== Given entries ==

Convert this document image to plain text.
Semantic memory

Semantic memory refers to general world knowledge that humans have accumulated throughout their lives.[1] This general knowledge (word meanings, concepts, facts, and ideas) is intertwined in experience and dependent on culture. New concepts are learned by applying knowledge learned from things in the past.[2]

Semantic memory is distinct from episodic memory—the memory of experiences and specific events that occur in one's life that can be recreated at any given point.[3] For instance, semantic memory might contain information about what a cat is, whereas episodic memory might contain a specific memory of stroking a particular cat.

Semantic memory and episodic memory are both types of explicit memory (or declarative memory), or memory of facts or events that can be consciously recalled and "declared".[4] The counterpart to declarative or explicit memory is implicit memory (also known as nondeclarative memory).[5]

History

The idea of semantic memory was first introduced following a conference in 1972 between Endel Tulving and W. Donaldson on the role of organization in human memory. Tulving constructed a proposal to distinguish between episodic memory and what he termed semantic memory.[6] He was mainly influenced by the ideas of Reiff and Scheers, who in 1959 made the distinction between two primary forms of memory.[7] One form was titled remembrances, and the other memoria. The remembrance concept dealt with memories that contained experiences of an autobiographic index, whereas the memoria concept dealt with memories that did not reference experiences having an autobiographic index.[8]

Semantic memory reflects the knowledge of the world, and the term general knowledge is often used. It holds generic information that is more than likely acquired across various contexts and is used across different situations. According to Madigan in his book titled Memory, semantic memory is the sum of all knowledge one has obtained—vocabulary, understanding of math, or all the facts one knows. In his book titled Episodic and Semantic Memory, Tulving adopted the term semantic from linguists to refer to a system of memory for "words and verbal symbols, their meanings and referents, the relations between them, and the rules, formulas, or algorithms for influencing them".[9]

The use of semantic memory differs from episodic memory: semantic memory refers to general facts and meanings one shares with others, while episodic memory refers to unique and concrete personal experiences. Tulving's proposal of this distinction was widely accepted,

===
== Given entries ==

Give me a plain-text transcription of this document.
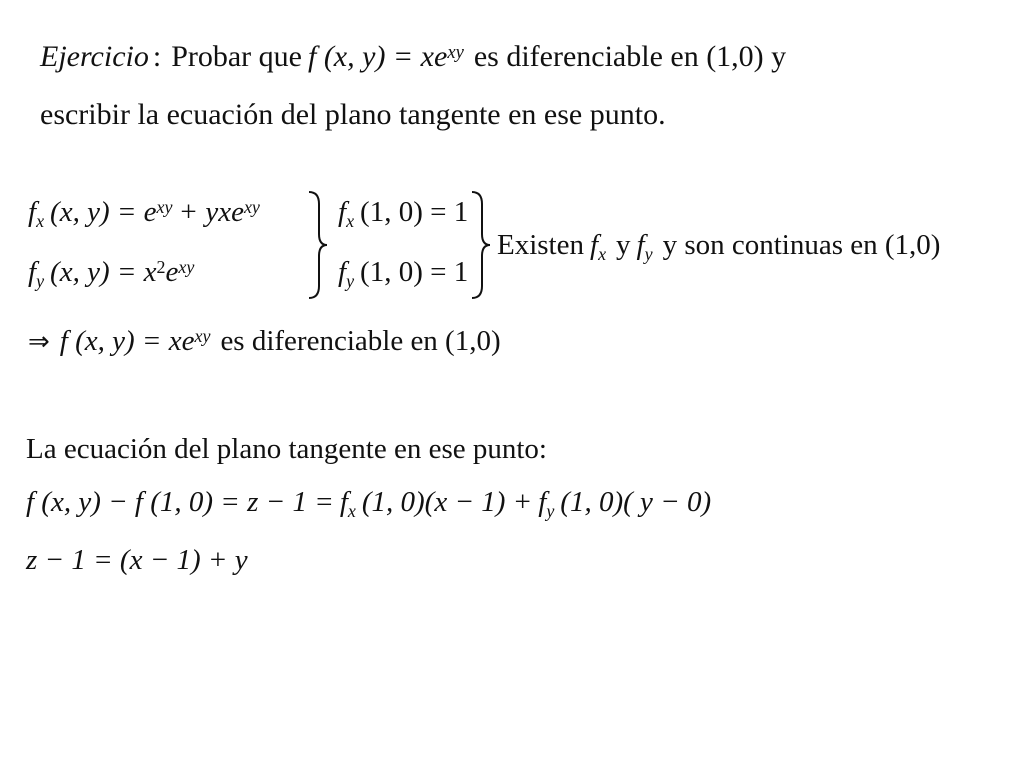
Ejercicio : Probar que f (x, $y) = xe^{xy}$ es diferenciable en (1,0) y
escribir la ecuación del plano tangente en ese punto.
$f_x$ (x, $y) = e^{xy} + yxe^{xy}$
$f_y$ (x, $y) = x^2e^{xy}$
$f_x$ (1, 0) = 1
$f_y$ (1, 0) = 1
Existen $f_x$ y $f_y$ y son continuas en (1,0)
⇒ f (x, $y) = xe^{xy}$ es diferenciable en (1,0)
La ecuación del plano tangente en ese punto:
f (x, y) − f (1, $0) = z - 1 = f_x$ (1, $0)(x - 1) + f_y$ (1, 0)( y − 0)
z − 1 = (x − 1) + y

===
== Given entries ==

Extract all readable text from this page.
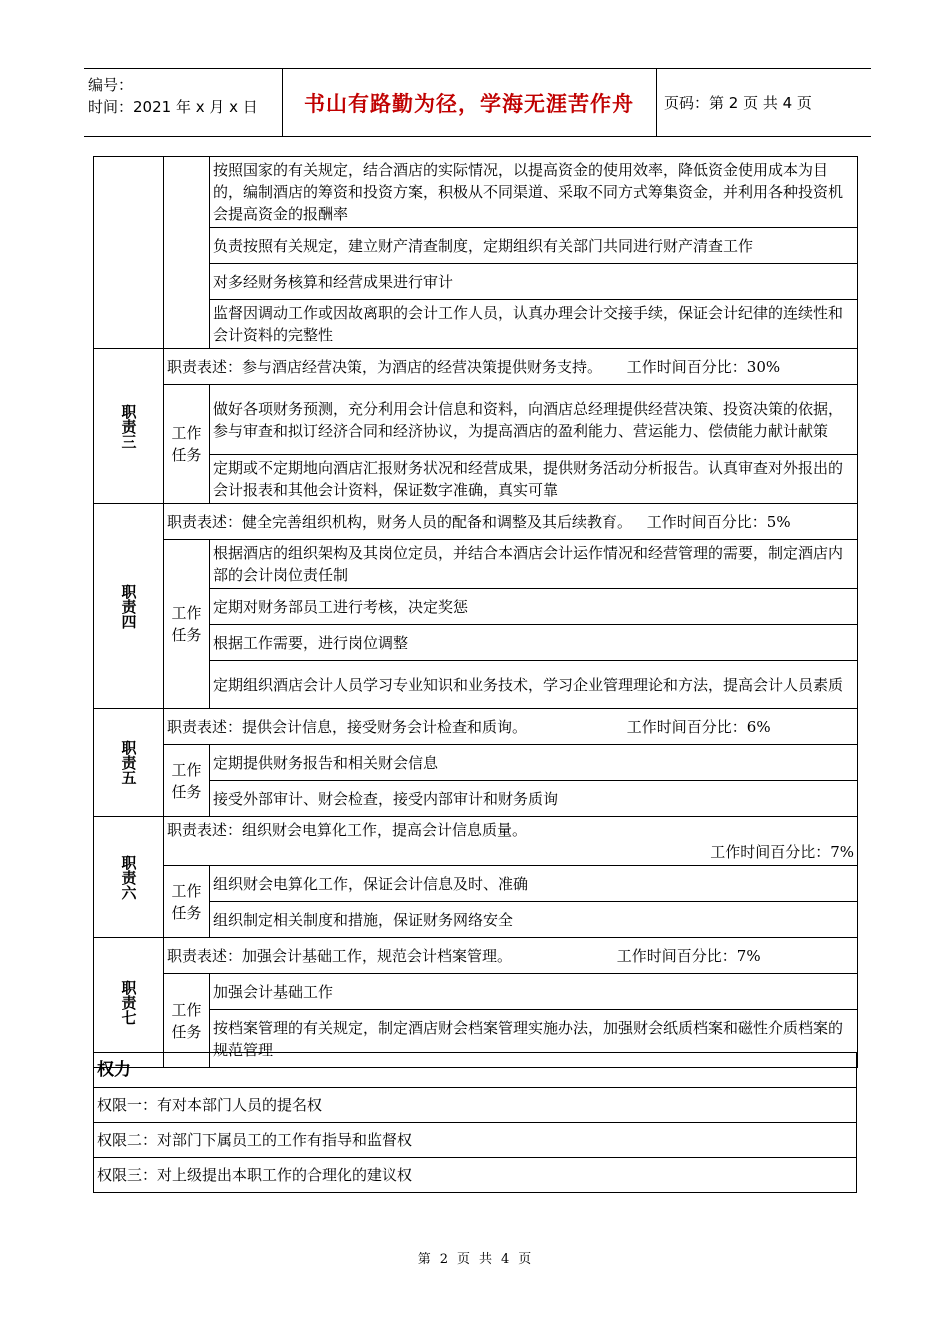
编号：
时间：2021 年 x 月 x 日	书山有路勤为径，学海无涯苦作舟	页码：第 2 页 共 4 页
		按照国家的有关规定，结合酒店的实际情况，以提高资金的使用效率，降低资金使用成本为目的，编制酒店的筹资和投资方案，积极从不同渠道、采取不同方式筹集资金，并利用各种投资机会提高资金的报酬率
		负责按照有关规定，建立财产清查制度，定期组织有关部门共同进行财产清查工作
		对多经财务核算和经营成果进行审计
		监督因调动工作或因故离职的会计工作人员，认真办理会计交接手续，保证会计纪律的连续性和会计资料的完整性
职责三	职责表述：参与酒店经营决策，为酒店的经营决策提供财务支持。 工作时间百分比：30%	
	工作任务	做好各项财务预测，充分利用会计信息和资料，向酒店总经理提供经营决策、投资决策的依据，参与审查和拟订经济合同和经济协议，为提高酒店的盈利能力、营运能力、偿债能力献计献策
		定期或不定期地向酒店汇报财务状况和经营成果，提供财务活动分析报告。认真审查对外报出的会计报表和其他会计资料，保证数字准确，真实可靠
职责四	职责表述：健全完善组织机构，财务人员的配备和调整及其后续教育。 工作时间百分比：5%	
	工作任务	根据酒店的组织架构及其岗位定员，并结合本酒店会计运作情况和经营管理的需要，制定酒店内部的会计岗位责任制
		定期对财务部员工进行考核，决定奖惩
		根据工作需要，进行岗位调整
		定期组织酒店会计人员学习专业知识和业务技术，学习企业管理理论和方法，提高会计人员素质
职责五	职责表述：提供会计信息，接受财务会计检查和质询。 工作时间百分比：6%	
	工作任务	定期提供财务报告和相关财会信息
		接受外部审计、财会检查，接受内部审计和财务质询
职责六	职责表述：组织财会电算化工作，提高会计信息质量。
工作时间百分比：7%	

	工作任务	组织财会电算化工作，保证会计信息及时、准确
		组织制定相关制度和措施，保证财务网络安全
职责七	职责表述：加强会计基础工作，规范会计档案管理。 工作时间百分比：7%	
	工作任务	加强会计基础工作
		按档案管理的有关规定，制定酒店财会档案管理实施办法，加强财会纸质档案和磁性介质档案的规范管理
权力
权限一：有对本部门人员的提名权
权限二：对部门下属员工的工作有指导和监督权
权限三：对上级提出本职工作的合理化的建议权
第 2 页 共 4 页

===

**Objective:**
Collect from the data above every line that includes "information".

**Answer to this task:**
Semantic memory is distinct from episodic memory—the memory of experiences and specific events that occur in one's life that can be recreated at any given point.[3] For instance, semantic memory might contain information about what a cat is, whereas episodic memory might contain a specific memory of stroking a particular cat.
Semantic memory reflects the knowledge of the world, and the term general knowledge is often used. It holds generic information that is more than likely acquired across various contexts and is used across different situations. According to Madigan in his book titled Memory, semantic memory is the sum of all knowledge one has obtained—vocabulary, understanding of math, or all the facts one knows. In his book titled Episodic and Semantic Memory, Tulving adopted the term semantic from linguists to refer to a system of memory for "words and verbal symbols, their meanings and referents, the relations between them, and the rules, formulas, or algorithms for influencing them".[9]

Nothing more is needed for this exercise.